How to brake the vicious circle?

Even though our dispute might not suggest so, there is a happy-end for the 4 lonely candidate stories.  Although they represent a sad probe into soul of the contemporary data analyst, they also show a way how to brake the vicious circle.  Based on their talks and my own expert experience I would suggest you following 3 steps out of the loneliness:

Step 1: Self-diagnostics. The real change can happen only if participants admit there is an issue to address. This makes the change needed and unavoidable. Thus, please give yourself following 3 questions:  1] Do I have a boss, who understands my job to extent that (s)he would be able to temporarily step in during my absence?  2] Is there somebody else in our company that I can ask if I am doing my Data Science tasks correctly or give me tips if I got stuck?  3] Did I have a chance to get my hands dirty on at least 2 new analytical approaches that I never tried before over the last 6-9 months?  If at least one “NO” emerged  for you in previous three questions, you should seriously think about your analytical future.

Step 2: Deep breath before the dive. If you self-diagnosed yourself for a move ahead, do not run to job portals to look for new job ads. Before you embrace the switch, get ready for the leap. If you start looking for a new job now right away, you will most likely fail to get one. Grab a bit of self-discipline. Take some on-line courses, watch YouTube videos on your new desired expertise. But foremost,  force yourself to really try by your own hands the new skills that you will need in new job.  Maybe start here.

spiralaStep 3: Look for real Data Science leader in real Data Science team. To escape the analytical loneliness for real, one has to solve all the three underlying factors. Therefore, .. (a) you have to find a job, where you will be .. (b) part of the larger team working on Data Science and the team … (c) will be led by person with own, real analytical experience.  Team that has ambition to work on plenty of new, analytics relying projects.  Don’t get fooled by sexy offers of companies where one of the 3 aspects is hyped. Start-up’s often look as cool place to work, but often is accompanied with inexperienced founder who “just” had a great idea OR dire DYI conditions that leave you weak to unreliable systems or unskilled neighbor teams. I advise you to start the search by nailing down interesting projects and check on who is leading them.  Alternatively, you can start your search from respected analytics manager and check is his team works on something that would make you dream big again. With high quality managers do not bother to revisit your former bosses’ profiles as well. As they say in airplane security instructions: “Look around, as your nearest emergency exit may be located behind you as well”.
________________
**Brief 1**
Rewrite the stretch of the analytical loneliness text from "Step 2: Deep breath" through "Maybe start here.", swapping "YouTube videos" for "video tutorials".
**Brief 2**
Write the next part of the text on escaping analytical loneliness, picking up after its final sentence.
The records below this point come from a different source than the text on escaping analytical loneliness.
________________
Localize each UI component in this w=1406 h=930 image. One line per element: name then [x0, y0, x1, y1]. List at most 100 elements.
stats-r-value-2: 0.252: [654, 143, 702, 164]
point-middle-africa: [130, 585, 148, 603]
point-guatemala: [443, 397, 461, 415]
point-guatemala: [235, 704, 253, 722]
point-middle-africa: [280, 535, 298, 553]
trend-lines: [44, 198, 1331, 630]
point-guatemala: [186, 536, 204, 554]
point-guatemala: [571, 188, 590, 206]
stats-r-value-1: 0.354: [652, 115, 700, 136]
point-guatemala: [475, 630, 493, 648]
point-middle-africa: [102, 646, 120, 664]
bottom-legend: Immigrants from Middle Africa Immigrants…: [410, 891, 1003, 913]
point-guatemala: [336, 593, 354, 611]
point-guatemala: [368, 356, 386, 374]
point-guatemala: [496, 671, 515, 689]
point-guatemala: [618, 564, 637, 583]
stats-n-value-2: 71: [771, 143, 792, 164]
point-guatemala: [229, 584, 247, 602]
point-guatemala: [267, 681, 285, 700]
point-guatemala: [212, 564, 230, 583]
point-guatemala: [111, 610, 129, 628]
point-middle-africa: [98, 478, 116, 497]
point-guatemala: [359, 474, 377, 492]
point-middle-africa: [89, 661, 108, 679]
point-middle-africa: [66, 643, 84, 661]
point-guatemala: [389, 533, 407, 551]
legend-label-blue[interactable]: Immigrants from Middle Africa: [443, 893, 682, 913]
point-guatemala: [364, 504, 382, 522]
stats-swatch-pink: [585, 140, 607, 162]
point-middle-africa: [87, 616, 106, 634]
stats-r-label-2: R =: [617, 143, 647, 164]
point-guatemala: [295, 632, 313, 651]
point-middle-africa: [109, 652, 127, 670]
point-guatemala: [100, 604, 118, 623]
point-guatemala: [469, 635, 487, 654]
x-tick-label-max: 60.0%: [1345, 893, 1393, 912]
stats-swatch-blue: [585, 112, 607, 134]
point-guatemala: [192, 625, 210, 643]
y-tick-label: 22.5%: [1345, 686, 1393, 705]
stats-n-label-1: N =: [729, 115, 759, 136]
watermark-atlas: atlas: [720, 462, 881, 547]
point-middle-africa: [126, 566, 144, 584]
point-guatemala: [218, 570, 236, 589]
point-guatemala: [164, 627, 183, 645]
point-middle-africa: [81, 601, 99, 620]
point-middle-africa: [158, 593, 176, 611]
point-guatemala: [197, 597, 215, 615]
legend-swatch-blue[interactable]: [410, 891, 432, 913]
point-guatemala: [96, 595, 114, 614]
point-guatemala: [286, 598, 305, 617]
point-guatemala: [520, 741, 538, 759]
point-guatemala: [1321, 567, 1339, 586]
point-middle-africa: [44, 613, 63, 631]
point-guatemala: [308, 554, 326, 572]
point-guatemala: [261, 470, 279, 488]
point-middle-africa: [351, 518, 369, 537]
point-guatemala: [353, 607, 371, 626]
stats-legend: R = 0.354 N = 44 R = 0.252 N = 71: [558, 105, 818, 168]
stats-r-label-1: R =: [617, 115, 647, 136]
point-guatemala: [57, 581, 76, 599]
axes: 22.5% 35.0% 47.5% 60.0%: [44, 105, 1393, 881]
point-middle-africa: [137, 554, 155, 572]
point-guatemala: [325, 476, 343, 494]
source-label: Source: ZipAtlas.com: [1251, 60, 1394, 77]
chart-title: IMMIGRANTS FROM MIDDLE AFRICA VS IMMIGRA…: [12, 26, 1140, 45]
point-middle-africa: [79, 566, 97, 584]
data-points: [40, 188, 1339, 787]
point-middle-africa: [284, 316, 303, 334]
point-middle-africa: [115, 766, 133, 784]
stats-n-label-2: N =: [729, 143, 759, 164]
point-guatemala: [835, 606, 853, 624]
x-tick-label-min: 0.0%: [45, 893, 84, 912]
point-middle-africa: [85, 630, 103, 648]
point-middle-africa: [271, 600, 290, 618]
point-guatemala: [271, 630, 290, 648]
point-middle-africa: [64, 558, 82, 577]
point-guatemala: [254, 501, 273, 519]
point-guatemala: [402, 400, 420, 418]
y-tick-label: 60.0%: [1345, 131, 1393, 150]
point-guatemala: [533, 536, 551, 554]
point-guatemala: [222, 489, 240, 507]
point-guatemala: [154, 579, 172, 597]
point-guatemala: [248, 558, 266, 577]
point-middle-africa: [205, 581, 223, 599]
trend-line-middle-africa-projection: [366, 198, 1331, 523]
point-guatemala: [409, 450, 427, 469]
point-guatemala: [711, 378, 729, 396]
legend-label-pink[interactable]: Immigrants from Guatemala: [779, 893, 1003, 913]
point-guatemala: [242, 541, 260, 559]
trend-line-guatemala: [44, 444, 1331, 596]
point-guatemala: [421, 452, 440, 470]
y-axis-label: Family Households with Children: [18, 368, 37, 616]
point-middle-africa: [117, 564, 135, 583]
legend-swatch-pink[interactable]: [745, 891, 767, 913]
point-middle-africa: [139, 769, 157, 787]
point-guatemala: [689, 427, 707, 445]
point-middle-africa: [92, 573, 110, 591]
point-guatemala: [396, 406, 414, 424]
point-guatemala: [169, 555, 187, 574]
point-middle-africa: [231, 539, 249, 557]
________________
**Task result 1**
Step 2: Deep breath before the dive. If you self-diagnosed yourself for a move ahead, do not run to job portals to look for new job ads. Before you embrace the switch, get ready for the leap. If you start looking for a new job now right away, you will most likely fail to get one. Grab a bit of self-discipline. Take some on-line courses, watch video tutorials on your new desired expertise. But foremost,  force yourself to really try by your own hands the new skills that you will need in new job.  Maybe start here.

**Task result 2**
On final note, let me emphasize that analytical loneliness might be a cyclic phenomenon. As the Data Science industry takes traction, teams will grow and finally form generation of nature Data Science leaders. However, in our region it make take well 5-7 years before happening so. Hence, probably a bit too long of a period to “shelter against the storm” in your recent hiding. Thus, if you identified yourself with some aspects of analysts’ loneliness, do not sooth yourself, it will get better sometime. Repeatedly do the same stuff, in stable, well-payed job, where my boss does not know enough to mess into my job or to fire me, can sound like recipe for nice life. So rather than galvanizing you to action, I ask you to give it a thought: How will the whole industry shift in the meantime? How do my chances to switch to more sophisticated analytics improve/worsen as I enjoy the “invincible” times? No matter if you decide to stay or get ready for the leap, let me wish you months (or years) without analytical loneliness.